* Given entries *
%%
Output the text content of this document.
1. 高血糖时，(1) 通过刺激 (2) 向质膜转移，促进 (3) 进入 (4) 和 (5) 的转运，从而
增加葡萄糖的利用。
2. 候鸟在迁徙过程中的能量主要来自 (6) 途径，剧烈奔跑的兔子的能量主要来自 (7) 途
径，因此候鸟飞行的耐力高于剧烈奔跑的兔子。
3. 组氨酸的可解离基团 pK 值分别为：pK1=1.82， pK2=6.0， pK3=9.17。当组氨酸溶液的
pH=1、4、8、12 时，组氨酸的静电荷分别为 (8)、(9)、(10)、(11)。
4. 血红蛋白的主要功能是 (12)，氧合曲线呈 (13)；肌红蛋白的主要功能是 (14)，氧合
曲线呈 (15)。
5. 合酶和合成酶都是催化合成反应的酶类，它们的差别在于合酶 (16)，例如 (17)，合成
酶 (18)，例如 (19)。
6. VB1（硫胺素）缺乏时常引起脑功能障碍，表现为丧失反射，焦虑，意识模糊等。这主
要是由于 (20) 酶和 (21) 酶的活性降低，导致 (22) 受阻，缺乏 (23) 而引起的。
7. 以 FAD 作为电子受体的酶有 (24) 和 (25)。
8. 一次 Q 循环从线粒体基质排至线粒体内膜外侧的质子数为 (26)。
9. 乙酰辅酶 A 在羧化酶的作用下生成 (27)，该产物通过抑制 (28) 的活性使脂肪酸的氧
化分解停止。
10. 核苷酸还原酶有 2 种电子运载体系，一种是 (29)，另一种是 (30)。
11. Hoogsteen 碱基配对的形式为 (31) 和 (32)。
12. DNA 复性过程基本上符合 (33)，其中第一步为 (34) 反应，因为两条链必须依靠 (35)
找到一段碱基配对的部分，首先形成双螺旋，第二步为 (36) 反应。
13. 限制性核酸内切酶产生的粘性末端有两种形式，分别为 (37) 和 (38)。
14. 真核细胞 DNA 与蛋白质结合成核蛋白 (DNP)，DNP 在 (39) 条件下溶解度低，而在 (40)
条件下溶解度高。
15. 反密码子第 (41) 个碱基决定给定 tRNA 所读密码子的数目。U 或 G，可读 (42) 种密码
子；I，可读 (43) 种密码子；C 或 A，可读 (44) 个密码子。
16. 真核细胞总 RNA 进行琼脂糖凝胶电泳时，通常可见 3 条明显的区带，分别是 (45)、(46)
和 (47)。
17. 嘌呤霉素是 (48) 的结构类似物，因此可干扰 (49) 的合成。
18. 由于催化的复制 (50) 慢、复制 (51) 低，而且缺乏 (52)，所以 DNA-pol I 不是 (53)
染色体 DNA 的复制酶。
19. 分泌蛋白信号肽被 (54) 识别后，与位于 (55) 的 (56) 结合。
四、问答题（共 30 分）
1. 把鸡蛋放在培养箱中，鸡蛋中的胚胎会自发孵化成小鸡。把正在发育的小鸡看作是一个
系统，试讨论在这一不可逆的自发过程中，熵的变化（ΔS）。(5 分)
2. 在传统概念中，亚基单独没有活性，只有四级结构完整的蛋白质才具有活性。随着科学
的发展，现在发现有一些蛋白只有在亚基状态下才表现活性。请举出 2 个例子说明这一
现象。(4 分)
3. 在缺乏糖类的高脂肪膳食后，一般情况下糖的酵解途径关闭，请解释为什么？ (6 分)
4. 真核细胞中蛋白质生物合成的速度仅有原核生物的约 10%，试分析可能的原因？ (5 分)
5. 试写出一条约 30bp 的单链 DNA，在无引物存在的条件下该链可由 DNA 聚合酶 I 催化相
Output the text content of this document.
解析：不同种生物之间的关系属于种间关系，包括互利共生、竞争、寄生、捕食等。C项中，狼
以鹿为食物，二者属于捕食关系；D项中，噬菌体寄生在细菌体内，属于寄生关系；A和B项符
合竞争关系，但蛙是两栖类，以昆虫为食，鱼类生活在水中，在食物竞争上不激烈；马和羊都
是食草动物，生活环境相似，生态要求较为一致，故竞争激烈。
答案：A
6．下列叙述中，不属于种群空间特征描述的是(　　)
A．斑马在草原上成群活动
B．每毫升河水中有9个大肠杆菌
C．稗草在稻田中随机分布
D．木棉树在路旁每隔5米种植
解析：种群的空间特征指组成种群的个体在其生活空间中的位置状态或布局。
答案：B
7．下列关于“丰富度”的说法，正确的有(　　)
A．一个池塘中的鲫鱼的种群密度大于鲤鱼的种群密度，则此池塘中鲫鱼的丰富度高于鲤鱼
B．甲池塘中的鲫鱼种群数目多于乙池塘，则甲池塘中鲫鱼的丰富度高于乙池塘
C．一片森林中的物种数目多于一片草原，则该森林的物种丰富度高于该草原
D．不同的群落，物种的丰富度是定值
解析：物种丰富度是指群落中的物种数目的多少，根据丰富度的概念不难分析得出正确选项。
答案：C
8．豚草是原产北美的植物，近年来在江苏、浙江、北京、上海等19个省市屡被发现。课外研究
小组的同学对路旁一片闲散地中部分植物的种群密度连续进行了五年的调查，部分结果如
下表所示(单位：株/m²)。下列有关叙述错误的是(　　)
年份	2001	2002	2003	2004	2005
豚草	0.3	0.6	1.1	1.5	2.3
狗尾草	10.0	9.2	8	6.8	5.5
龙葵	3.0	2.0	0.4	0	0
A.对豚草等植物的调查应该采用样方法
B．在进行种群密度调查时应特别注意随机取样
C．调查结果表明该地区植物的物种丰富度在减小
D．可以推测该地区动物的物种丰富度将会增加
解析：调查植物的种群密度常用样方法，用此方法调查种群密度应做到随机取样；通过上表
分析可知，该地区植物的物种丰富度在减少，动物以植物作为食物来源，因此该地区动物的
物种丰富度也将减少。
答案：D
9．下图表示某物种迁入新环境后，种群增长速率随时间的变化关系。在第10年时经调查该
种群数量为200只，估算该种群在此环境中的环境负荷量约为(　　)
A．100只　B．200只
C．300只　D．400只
%%
* Problem to solve *
Restate all of the entries above precisely.

* Task result *
Output the text content of this document.
1. 高血糖时，(1) 通过刺激 (2) 向质膜转移，促进 (3) 进入 (4) 和 (5) 的转运，从而
增加葡萄糖的利用。
2. 候鸟在迁徙过程中的能量主要来自 (6) 途径，剧烈奔跑的兔子的能量主要来自 (7) 途
径，因此候鸟飞行的耐力高于剧烈奔跑的兔子。
3. 组氨酸的可解离基团 pK 值分别为：pK1=1.82， pK2=6.0， pK3=9.17。当组氨酸溶液的
pH=1、4、8、12 时，组氨酸的静电荷分别为 (8)、(9)、(10)、(11)。
4. 血红蛋白的主要功能是 (12)，氧合曲线呈 (13)；肌红蛋白的主要功能是 (14)，氧合
曲线呈 (15)。
5. 合酶和合成酶都是催化合成反应的酶类，它们的差别在于合酶 (16)，例如 (17)，合成
酶 (18)，例如 (19)。
6. VB1（硫胺素）缺乏时常引起脑功能障碍，表现为丧失反射，焦虑，意识模糊等。这主
要是由于 (20) 酶和 (21) 酶的活性降低，导致 (22) 受阻，缺乏 (23) 而引起的。
7. 以 FAD 作为电子受体的酶有 (24) 和 (25)。
8. 一次 Q 循环从线粒体基质排至线粒体内膜外侧的质子数为 (26)。
9. 乙酰辅酶 A 在羧化酶的作用下生成 (27)，该产物通过抑制 (28) 的活性使脂肪酸的氧
化分解停止。
10. 核苷酸还原酶有 2 种电子运载体系，一种是 (29)，另一种是 (30)。
11. Hoogsteen 碱基配对的形式为 (31) 和 (32)。
12. DNA 复性过程基本上符合 (33)，其中第一步为 (34) 反应，因为两条链必须依靠 (35)
找到一段碱基配对的部分，首先形成双螺旋，第二步为 (36) 反应。
13. 限制性核酸内切酶产生的粘性末端有两种形式，分别为 (37) 和 (38)。
14. 真核细胞 DNA 与蛋白质结合成核蛋白 (DNP)，DNP 在 (39) 条件下溶解度低，而在 (40)
条件下溶解度高。
15. 反密码子第 (41) 个碱基决定给定 tRNA 所读密码子的数目。U 或 G，可读 (42) 种密码
子；I，可读 (43) 种密码子；C 或 A，可读 (44) 个密码子。
16. 真核细胞总 RNA 进行琼脂糖凝胶电泳时，通常可见 3 条明显的区带，分别是 (45)、(46)
和 (47)。
17. 嘌呤霉素是 (48) 的结构类似物，因此可干扰 (49) 的合成。
18. 由于催化的复制 (50) 慢、复制 (51) 低，而且缺乏 (52)，所以 DNA-pol I 不是 (53)
染色体 DNA 的复制酶。
19. 分泌蛋白信号肽被 (54) 识别后，与位于 (55) 的 (56) 结合。
四、问答题（共 30 分）
1. 把鸡蛋放在培养箱中，鸡蛋中的胚胎会自发孵化成小鸡。把正在发育的小鸡看作是一个
系统，试讨论在这一不可逆的自发过程中，熵的变化（ΔS）。(5 分)
2. 在传统概念中，亚基单独没有活性，只有四级结构完整的蛋白质才具有活性。随着科学
的发展，现在发现有一些蛋白只有在亚基状态下才表现活性。请举出 2 个例子说明这一
现象。(4 分)
3. 在缺乏糖类的高脂肪膳食后，一般情况下糖的酵解途径关闭，请解释为什么？ (6 分)
4. 真核细胞中蛋白质生物合成的速度仅有原核生物的约 10%，试分析可能的原因？ (5 分)
5. 试写出一条约 30bp 的单链 DNA，在无引物存在的条件下该链可由 DNA 聚合酶 I 催化相
Output the text content of this document.
解析：不同种生物之间的关系属于种间关系，包括互利共生、竞争、寄生、捕食等。C项中，狼
以鹿为食物，二者属于捕食关系；D项中，噬菌体寄生在细菌体内，属于寄生关系；A和B项符
合竞争关系，但蛙是两栖类，以昆虫为食，鱼类生活在水中，在食物竞争上不激烈；马和羊都
是食草动物，生活环境相似，生态要求较为一致，故竞争激烈。
答案：A
6．下列叙述中，不属于种群空间特征描述的是(　　)
A．斑马在草原上成群活动
B．每毫升河水中有9个大肠杆菌
C．稗草在稻田中随机分布
D．木棉树在路旁每隔5米种植
解析：种群的空间特征指组成种群的个体在其生活空间中的位置状态或布局。
答案：B
7．下列关于“丰富度”的说法，正确的有(　　)
A．一个池塘中的鲫鱼的种群密度大于鲤鱼的种群密度，则此池塘中鲫鱼的丰富度高于鲤鱼
B．甲池塘中的鲫鱼种群数目多于乙池塘，则甲池塘中鲫鱼的丰富度高于乙池塘
C．一片森林中的物种数目多于一片草原，则该森林的物种丰富度高于该草原
D．不同的群落，物种的丰富度是定值
解析：物种丰富度是指群落中的物种数目的多少，根据丰富度的概念不难分析得出正确选项。
答案：C
8．豚草是原产北美的植物，近年来在江苏、浙江、北京、上海等19个省市屡被发现。课外研究
小组的同学对路旁一片闲散地中部分植物的种群密度连续进行了五年的调查，部分结果如
下表所示(单位：株/m²)。下列有关叙述错误的是(　　)
年份	2001	2002	2003	2004	2005
豚草	0.3	0.6	1.1	1.5	2.3
狗尾草	10.0	9.2	8	6.8	5.5
龙葵	3.0	2.0	0.4	0	0
A.对豚草等植物的调查应该采用样方法
B．在进行种群密度调查时应特别注意随机取样
C．调查结果表明该地区植物的物种丰富度在减小
D．可以推测该地区动物的物种丰富度将会增加
解析：调查植物的种群密度常用样方法，用此方法调查种群密度应做到随机取样；通过上表
分析可知，该地区植物的物种丰富度在减少，动物以植物作为食物来源，因此该地区动物的
物种丰富度也将减少。
答案：D
9．下图表示某物种迁入新环境后，种群增长速率随时间的变化关系。在第10年时经调查该
种群数量为200只，估算该种群在此环境中的环境负荷量约为(　　)
A．100只　B．200只
C．300只　D．400只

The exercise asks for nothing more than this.